DATA TO USE ▸
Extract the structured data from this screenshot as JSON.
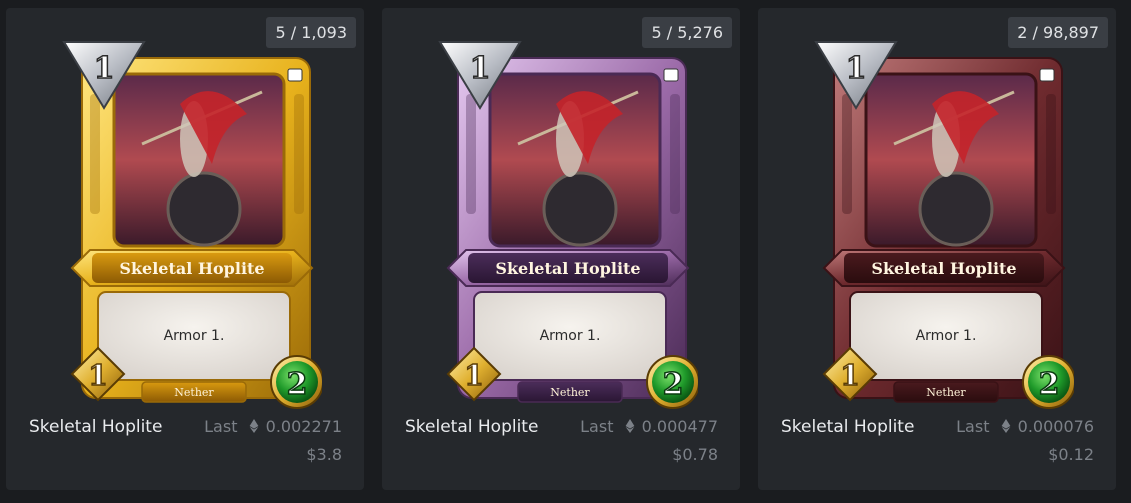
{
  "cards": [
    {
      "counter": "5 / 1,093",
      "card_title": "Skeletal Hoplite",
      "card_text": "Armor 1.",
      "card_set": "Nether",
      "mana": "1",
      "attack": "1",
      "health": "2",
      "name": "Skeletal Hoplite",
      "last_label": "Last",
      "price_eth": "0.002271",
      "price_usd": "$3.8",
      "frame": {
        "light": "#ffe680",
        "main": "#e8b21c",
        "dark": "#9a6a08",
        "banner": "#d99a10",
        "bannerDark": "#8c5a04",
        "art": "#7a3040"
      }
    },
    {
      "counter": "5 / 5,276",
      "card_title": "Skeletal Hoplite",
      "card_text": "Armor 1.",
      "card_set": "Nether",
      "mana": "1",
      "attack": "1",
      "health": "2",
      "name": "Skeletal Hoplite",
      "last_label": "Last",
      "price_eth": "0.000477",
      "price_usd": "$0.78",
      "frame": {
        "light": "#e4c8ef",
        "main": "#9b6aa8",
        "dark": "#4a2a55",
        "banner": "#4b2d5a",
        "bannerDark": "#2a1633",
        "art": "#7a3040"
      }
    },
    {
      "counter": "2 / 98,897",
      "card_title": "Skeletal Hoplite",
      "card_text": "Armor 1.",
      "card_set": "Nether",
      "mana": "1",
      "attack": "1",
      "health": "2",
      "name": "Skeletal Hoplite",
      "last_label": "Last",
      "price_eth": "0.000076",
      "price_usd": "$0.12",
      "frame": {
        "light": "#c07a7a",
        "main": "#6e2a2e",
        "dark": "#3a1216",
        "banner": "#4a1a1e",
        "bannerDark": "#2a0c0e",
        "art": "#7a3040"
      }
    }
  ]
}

--

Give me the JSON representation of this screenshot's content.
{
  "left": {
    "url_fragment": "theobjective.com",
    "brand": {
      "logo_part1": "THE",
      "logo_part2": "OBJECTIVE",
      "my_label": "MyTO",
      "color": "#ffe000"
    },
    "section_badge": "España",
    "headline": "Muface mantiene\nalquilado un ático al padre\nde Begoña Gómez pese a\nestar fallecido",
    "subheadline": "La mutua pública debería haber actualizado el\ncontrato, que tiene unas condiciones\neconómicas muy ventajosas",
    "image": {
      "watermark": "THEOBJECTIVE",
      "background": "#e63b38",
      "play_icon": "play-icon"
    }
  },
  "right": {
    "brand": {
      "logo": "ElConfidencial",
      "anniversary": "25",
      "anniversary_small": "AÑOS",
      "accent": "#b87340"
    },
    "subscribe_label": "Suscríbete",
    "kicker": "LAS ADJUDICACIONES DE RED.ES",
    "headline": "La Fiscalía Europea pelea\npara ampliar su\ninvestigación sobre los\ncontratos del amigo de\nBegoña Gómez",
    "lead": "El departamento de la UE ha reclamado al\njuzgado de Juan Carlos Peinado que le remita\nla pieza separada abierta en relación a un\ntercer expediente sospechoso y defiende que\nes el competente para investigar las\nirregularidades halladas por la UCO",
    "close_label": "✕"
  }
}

---

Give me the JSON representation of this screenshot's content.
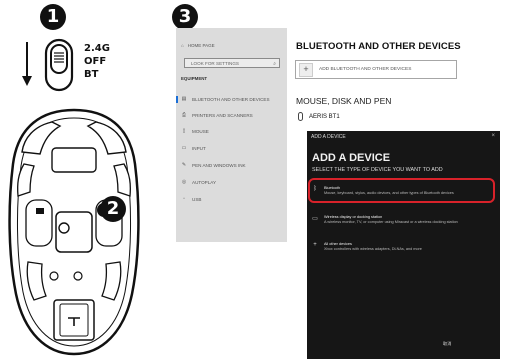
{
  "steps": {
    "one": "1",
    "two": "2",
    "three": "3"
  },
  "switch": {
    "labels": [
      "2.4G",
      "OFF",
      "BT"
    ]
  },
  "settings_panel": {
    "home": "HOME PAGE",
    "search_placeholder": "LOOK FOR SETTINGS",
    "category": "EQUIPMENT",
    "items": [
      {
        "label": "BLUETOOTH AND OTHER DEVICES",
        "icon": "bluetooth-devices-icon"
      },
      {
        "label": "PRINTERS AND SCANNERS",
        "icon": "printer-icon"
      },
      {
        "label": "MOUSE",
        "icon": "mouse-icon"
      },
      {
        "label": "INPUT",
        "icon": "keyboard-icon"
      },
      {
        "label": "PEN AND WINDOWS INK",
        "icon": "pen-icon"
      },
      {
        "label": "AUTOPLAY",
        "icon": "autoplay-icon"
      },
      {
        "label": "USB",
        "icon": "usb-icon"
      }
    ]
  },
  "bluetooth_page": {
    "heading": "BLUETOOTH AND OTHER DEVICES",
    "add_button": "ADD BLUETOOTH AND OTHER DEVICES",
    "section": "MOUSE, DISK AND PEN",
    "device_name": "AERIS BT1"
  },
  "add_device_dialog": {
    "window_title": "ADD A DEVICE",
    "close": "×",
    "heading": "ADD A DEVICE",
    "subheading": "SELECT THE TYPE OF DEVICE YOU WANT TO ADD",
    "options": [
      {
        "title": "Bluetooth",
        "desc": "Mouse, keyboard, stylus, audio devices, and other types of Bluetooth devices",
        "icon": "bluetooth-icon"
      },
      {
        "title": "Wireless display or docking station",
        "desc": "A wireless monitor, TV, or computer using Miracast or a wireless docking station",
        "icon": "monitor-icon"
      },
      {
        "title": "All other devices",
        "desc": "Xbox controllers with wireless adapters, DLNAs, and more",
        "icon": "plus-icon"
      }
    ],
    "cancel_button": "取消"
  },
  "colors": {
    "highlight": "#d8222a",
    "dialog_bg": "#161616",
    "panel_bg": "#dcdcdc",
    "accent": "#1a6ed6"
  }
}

PROMPT ▸
Check each line of the records above for the string "bannerDark", and report every line that has it.

EXERCISE OUTPUT ▸
        "bannerDark": "#8c5a04",
        "bannerDark": "#2a1633",
        "bannerDark": "#2a0c0e",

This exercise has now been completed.